▶ [Data for processing]:
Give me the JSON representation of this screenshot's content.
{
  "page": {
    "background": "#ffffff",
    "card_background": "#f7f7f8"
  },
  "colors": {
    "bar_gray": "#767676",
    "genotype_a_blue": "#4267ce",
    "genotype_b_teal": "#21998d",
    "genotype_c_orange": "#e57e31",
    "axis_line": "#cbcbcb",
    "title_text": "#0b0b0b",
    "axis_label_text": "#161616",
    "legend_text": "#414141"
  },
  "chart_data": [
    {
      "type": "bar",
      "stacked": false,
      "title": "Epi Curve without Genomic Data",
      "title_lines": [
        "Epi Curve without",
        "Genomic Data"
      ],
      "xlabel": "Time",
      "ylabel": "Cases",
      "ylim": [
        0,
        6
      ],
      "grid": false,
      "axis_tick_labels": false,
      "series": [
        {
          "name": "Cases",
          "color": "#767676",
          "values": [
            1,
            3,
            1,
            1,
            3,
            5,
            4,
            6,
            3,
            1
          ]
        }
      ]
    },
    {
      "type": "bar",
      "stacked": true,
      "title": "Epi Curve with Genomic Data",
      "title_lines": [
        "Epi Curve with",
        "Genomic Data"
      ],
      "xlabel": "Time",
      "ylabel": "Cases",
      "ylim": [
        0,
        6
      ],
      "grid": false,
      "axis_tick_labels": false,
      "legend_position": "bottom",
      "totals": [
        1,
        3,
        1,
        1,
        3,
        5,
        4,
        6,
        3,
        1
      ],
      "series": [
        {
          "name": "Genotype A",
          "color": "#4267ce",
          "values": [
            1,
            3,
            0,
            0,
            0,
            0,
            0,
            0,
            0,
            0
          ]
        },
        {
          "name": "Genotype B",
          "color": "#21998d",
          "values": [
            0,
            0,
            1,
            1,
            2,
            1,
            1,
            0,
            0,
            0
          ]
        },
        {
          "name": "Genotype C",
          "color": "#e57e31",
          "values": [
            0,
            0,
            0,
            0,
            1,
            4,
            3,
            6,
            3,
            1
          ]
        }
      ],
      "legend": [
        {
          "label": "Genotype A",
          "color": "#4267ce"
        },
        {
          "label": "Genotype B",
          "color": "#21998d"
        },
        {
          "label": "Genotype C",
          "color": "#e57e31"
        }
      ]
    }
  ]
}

▶ [Assignment]: Retype each record. Keep every character as it is.

▶ [Solution for this task]:
Give me the JSON representation of this screenshot's content.
{
  "page": {
    "background": "#ffffff",
    "card_background": "#f7f7f8"
  },
  "colors": {
    "bar_gray": "#767676",
    "genotype_a_blue": "#4267ce",
    "genotype_b_teal": "#21998d",
    "genotype_c_orange": "#e57e31",
    "axis_line": "#cbcbcb",
    "title_text": "#0b0b0b",
    "axis_label_text": "#161616",
    "legend_text": "#414141"
  },
  "chart_data": [
    {
      "type": "bar",
      "stacked": false,
      "title": "Epi Curve without Genomic Data",
      "title_lines": [
        "Epi Curve without",
        "Genomic Data"
      ],
      "xlabel": "Time",
      "ylabel": "Cases",
      "ylim": [
        0,
        6
      ],
      "grid": false,
      "axis_tick_labels": false,
      "series": [
        {
          "name": "Cases",
          "color": "#767676",
          "values": [
            1,
            3,
            1,
            1,
            3,
            5,
            4,
            6,
            3,
            1
          ]
        }
      ]
    },
    {
      "type": "bar",
      "stacked": true,
      "title": "Epi Curve with Genomic Data",
      "title_lines": [
        "Epi Curve with",
        "Genomic Data"
      ],
      "xlabel": "Time",
      "ylabel": "Cases",
      "ylim": [
        0,
        6
      ],
      "grid": false,
      "axis_tick_labels": false,
      "legend_position": "bottom",
      "totals": [
        1,
        3,
        1,
        1,
        3,
        5,
        4,
        6,
        3,
        1
      ],
      "series": [
        {
          "name": "Genotype A",
          "color": "#4267ce",
          "values": [
            1,
            3,
            0,
            0,
            0,
            0,
            0,
            0,
            0,
            0
          ]
        },
        {
          "name": "Genotype B",
          "color": "#21998d",
          "values": [
            0,
            0,
            1,
            1,
            2,
            1,
            1,
            0,
            0,
            0
          ]
        },
        {
          "name": "Genotype C",
          "color": "#e57e31",
          "values": [
            0,
            0,
            0,
            0,
            1,
            4,
            3,
            6,
            3,
            1
          ]
        }
      ],
      "legend": [
        {
          "label": "Genotype A",
          "color": "#4267ce"
        },
        {
          "label": "Genotype B",
          "color": "#21998d"
        },
        {
          "label": "Genotype C",
          "color": "#e57e31"
        }
      ]
    }
  ]
}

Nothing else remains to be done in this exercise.